- **Dataset records**
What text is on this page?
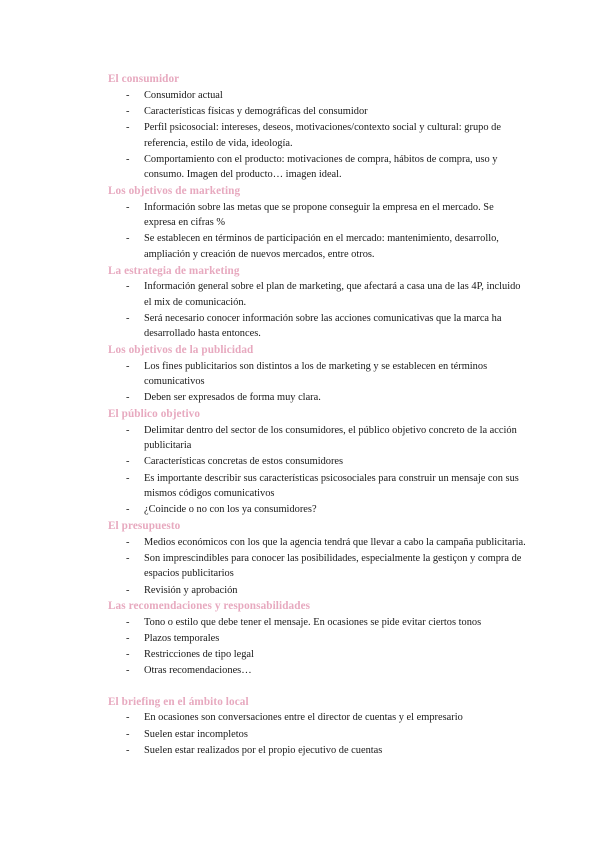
El consumidor
- Consumidor actual
- Características físicas y demográficas del consumidor
- Perfil psicosocial: intereses, deseos, motivaciones/contexto social y cultural: grupo de referencia, estilo de vida, ideología.
- Comportamiento con el producto: motivaciones de compra, hábitos de compra, uso y consumo. Imagen del producto… imagen ideal.
Los objetivos de marketing
- Información sobre las metas que se propone conseguir la empresa en el mercado. Se expresa en cifras %
- Se establecen en términos de participación en el mercado: mantenimiento, desarrollo, ampliación y creación de nuevos mercados, entre otros.
La estrategia de marketing
- Información general sobre el plan de marketing, que afectará a casa una de las 4P, incluido el mix de comunicación.
- Será necesario conocer información sobre las acciones comunicativas que la marca ha desarrollado hasta entonces.
Los objetivos de la publicidad
- Los fines publicitarios son distintos a los de marketing y se establecen en términos comunicativos
- Deben ser expresados de forma muy clara.
El público objetivo
- Delimitar dentro del sector de los consumidores, el público objetivo concreto de la acción publicitaria
- Características concretas de estos consumidores
- Es importante describir sus características psicosociales para construir un mensaje con sus mismos códigos comunicativos
- ¿Coincide o no con los ya consumidores?
El presupuesto
- Medios económicos con los que la agencia tendrá que llevar a cabo la campaña publicitaria.
- Son imprescindibles para conocer las posibilidades, especialmente la gestiçon y compra de espacios publicitarios
- Revisión y aprobación
Las recomendaciones y responsabilidades
- Tono o estilo que debe tener el mensaje. En ocasiones se pide evitar ciertos tonos
- Plazos temporales
- Restricciones de tipo legal
- Otras recomendaciones…
El briefing en el ámbito local
- En ocasiones son conversaciones entre el director de cuentas y el empresario
- Suelen estar incompletos
- Suelen estar realizados por el propio ejecutivo de cuentas
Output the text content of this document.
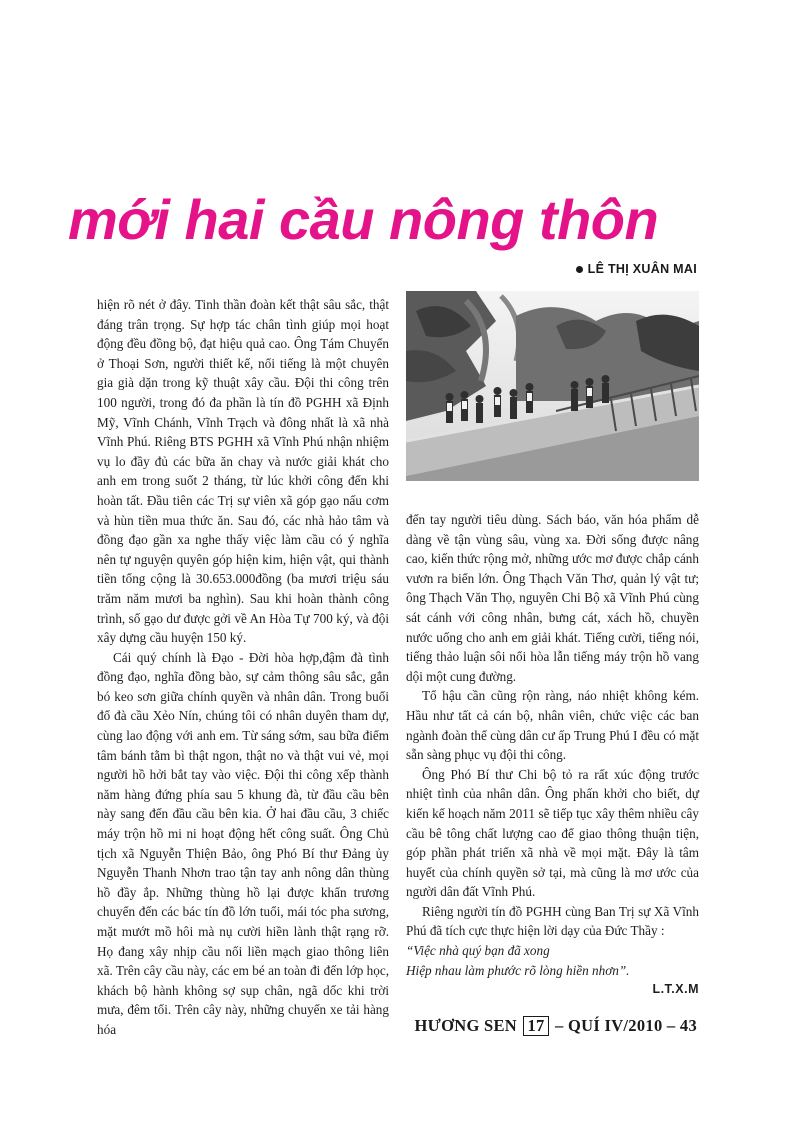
mới hai cầu nông thôn
LÊ THỊ XUÂN MAI

hiện rõ nét ở đây. Tinh thần đoàn kết thật sâu sắc, thật đáng trân trọng. Sự hợp tác chân tình giúp mọi hoạt động đều đồng bộ, đạt hiệu quả cao. Ông Tám Chuyển ở Thoại Sơn, người thiết kế, nổi tiếng là một chuyên gia già dặn trong kỹ thuật xây cầu. Đội thi công trên 100 người, trong đó đa phần là tín đồ PGHH xã Định Mỹ, Vĩnh Chánh, Vĩnh Trạch và đông nhất là xã nhà Vĩnh Phú. Riêng BTS PGHH xã Vĩnh Phú nhận nhiệm vụ lo đầy đủ các bữa ăn chay và nước giải khát cho anh em trong suốt 2 tháng, từ lúc khởi công đến khi hoàn tất. Đầu tiên các Trị sự viên xã góp gạo nấu cơm và hùn tiền mua thức ăn. Sau đó, các nhà hảo tâm và đồng đạo gần xa nghe thấy việc làm cầu có ý nghĩa nên tự nguyện quyên góp hiện kim, hiện vật, qui thành tiền tổng cộng là 30.653.000đồng (ba mươi triệu sáu trăm năm mươi ba nghìn). Sau khi hoàn thành công trình, số gạo dư được gởi về An Hòa Tự 700 ký, và đội xây dựng cầu huyện 150 ký.

Cái quý chính là Đạo - Đời hòa hợp,đậm đà tình đồng đạo, nghĩa đồng bào, sự cảm thông sâu sắc, gắn bó keo sơn giữa chính quyền và nhân dân. Trong buổi đổ đà cầu Xẻo Nín, chúng tôi có nhân duyên tham dự, cùng lao động với anh em. Từ sáng sớm, sau bữa điểm tâm bánh tằm bì thật ngon, thật no và thật vui vẻ, mọi người hồ hởi bắt tay vào việc. Đội thi công xếp thành năm hàng đứng phía sau 5 khung đà, từ đầu cầu bên này sang đến đầu cầu bên kia. Ở hai đầu cầu, 3 chiếc máy trộn hồ mi ni hoạt động hết công suất. Ông Chủ tịch xã Nguyễn Thiện Bảo, ông Phó Bí thư Đảng ủy Nguyễn Thanh Nhơn trao tận tay anh nông dân thùng hồ đầy ắp. Những thùng hồ lại được khẩn trương chuyển đến các bác tín đồ lớn tuổi, mái tóc pha sương, mặt mướt mồ hôi mà nụ cười hiền lành thật rạng rỡ. Họ đang xây nhịp cầu nối liền mạch giao thông liên xã. Trên cây cầu này, các em bé an toàn đi đến lớp học, khách bộ hành không sợ sụp chân, ngã dốc khi trời mưa, đêm tối. Trên cây này, những chuyến xe tải hàng hóa

đến tay người tiêu dùng. Sách báo, văn hóa phẩm dễ dàng về tận vùng sâu, vùng xa. Đời sống được nâng cao, kiến thức rộng mở, những ước mơ được chắp cánh vươn ra biển lớn. Ông Thạch Văn Thơ, quản lý vật tư; ông Thạch Văn Thọ, nguyên Chi Bộ xã Vĩnh Phú cùng sát cánh với công nhân, bưng cát, xách hồ, chuyền nước uống cho anh em giải khát. Tiếng cười, tiếng nói, tiếng thảo luận sôi nổi hòa lẫn tiếng máy trộn hồ vang dội một cung đường.

Tổ hậu cần cũng rộn ràng, náo nhiệt không kém. Hầu như tất cả cán bộ, nhân viên, chức việc các ban ngành đoàn thể cùng dân cư ấp Trung Phú I đều có mặt sẵn sàng phục vụ đội thi công.

Ông Phó Bí thư Chi bộ tỏ ra rất xúc động trước nhiệt tình của nhân dân. Ông phấn khởi cho biết, dự kiến kế hoạch năm 2011 sẽ tiếp tục xây thêm nhiều cây cầu bê tông chất lượng cao để giao thông thuận tiện, góp phần phát triển xã nhà về mọi mặt. Đây là tâm huyết của chính quyền sở tại, mà cũng là mơ ước của người dân đất Vĩnh Phú.

Riêng người tín đồ PGHH cùng Ban Trị sự Xã Vĩnh Phú đã tích cực thực hiện lời dạy của Đức Thầy :

“Việc nhà quý bạn đã xong

Hiệp nhau làm phước rõ lòng hiền nhơn”.

L.T.X.M

HƯƠNG SEN 17 – QUÍ IV/2010 – 43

- **Task directions**
Leave out the pictures and output every record above precisely as given.

- **Result of the task**
What text is on this page?
El consumidor
- Consumidor actual
- Características físicas y demográficas del consumidor
- Perfil psicosocial: intereses, deseos, motivaciones/contexto social y cultural: grupo de referencia, estilo de vida, ideología.
- Comportamiento con el producto: motivaciones de compra, hábitos de compra, uso y consumo. Imagen del producto… imagen ideal.
Los objetivos de marketing
- Información sobre las metas que se propone conseguir la empresa en el mercado. Se expresa en cifras %
- Se establecen en términos de participación en el mercado: mantenimiento, desarrollo, ampliación y creación de nuevos mercados, entre otros.
La estrategia de marketing
- Información general sobre el plan de marketing, que afectará a casa una de las 4P, incluido el mix de comunicación.
- Será necesario conocer información sobre las acciones comunicativas que la marca ha desarrollado hasta entonces.
Los objetivos de la publicidad
- Los fines publicitarios son distintos a los de marketing y se establecen en términos comunicativos
- Deben ser expresados de forma muy clara.
El público objetivo
- Delimitar dentro del sector de los consumidores, el público objetivo concreto de la acción publicitaria
- Características concretas de estos consumidores
- Es importante describir sus características psicosociales para construir un mensaje con sus mismos códigos comunicativos
- ¿Coincide o no con los ya consumidores?
El presupuesto
- Medios económicos con los que la agencia tendrá que llevar a cabo la campaña publicitaria.
- Son imprescindibles para conocer las posibilidades, especialmente la gestiçon y compra de espacios publicitarios
- Revisión y aprobación
Las recomendaciones y responsabilidades
- Tono o estilo que debe tener el mensaje. En ocasiones se pide evitar ciertos tonos
- Plazos temporales
- Restricciones de tipo legal
- Otras recomendaciones…
El briefing en el ámbito local
- En ocasiones son conversaciones entre el director de cuentas y el empresario
- Suelen estar incompletos
- Suelen estar realizados por el propio ejecutivo de cuentas
Output the text content of this document.
mới hai cầu nông thôn
LÊ THỊ XUÂN MAI

hiện rõ nét ở đây. Tinh thần đoàn kết thật sâu sắc, thật đáng trân trọng. Sự hợp tác chân tình giúp mọi hoạt động đều đồng bộ, đạt hiệu quả cao. Ông Tám Chuyển ở Thoại Sơn, người thiết kế, nổi tiếng là một chuyên gia già dặn trong kỹ thuật xây cầu. Đội thi công trên 100 người, trong đó đa phần là tín đồ PGHH xã Định Mỹ, Vĩnh Chánh, Vĩnh Trạch và đông nhất là xã nhà Vĩnh Phú. Riêng BTS PGHH xã Vĩnh Phú nhận nhiệm vụ lo đầy đủ các bữa ăn chay và nước giải khát cho anh em trong suốt 2 tháng, từ lúc khởi công đến khi hoàn tất. Đầu tiên các Trị sự viên xã góp gạo nấu cơm và hùn tiền mua thức ăn. Sau đó, các nhà hảo tâm và đồng đạo gần xa nghe thấy việc làm cầu có ý nghĩa nên tự nguyện quyên góp hiện kim, hiện vật, qui thành tiền tổng cộng là 30.653.000đồng (ba mươi triệu sáu trăm năm mươi ba nghìn). Sau khi hoàn thành công trình, số gạo dư được gởi về An Hòa Tự 700 ký, và đội xây dựng cầu huyện 150 ký.

Cái quý chính là Đạo - Đời hòa hợp,đậm đà tình đồng đạo, nghĩa đồng bào, sự cảm thông sâu sắc, gắn bó keo sơn giữa chính quyền và nhân dân. Trong buổi đổ đà cầu Xẻo Nín, chúng tôi có nhân duyên tham dự, cùng lao động với anh em. Từ sáng sớm, sau bữa điểm tâm bánh tằm bì thật ngon, thật no và thật vui vẻ, mọi người hồ hởi bắt tay vào việc. Đội thi công xếp thành năm hàng đứng phía sau 5 khung đà, từ đầu cầu bên này sang đến đầu cầu bên kia. Ở hai đầu cầu, 3 chiếc máy trộn hồ mi ni hoạt động hết công suất. Ông Chủ tịch xã Nguyễn Thiện Bảo, ông Phó Bí thư Đảng ủy Nguyễn Thanh Nhơn trao tận tay anh nông dân thùng hồ đầy ắp. Những thùng hồ lại được khẩn trương chuyển đến các bác tín đồ lớn tuổi, mái tóc pha sương, mặt mướt mồ hôi mà nụ cười hiền lành thật rạng rỡ. Họ đang xây nhịp cầu nối liền mạch giao thông liên xã. Trên cây cầu này, các em bé an toàn đi đến lớp học, khách bộ hành không sợ sụp chân, ngã dốc khi trời mưa, đêm tối. Trên cây này, những chuyến xe tải hàng hóa

đến tay người tiêu dùng. Sách báo, văn hóa phẩm dễ dàng về tận vùng sâu, vùng xa. Đời sống được nâng cao, kiến thức rộng mở, những ước mơ được chắp cánh vươn ra biển lớn. Ông Thạch Văn Thơ, quản lý vật tư; ông Thạch Văn Thọ, nguyên Chi Bộ xã Vĩnh Phú cùng sát cánh với công nhân, bưng cát, xách hồ, chuyền nước uống cho anh em giải khát. Tiếng cười, tiếng nói, tiếng thảo luận sôi nổi hòa lẫn tiếng máy trộn hồ vang dội một cung đường.

Tổ hậu cần cũng rộn ràng, náo nhiệt không kém. Hầu như tất cả cán bộ, nhân viên, chức việc các ban ngành đoàn thể cùng dân cư ấp Trung Phú I đều có mặt sẵn sàng phục vụ đội thi công.

Ông Phó Bí thư Chi bộ tỏ ra rất xúc động trước nhiệt tình của nhân dân. Ông phấn khởi cho biết, dự kiến kế hoạch năm 2011 sẽ tiếp tục xây thêm nhiều cây cầu bê tông chất lượng cao để giao thông thuận tiện, góp phần phát triển xã nhà về mọi mặt. Đây là tâm huyết của chính quyền sở tại, mà cũng là mơ ước của người dân đất Vĩnh Phú.

Riêng người tín đồ PGHH cùng Ban Trị sự Xã Vĩnh Phú đã tích cực thực hiện lời dạy của Đức Thầy :

“Việc nhà quý bạn đã xong

Hiệp nhau làm phước rõ lòng hiền nhơn”.

L.T.X.M

HƯƠNG SEN 17 – QUÍ IV/2010 – 43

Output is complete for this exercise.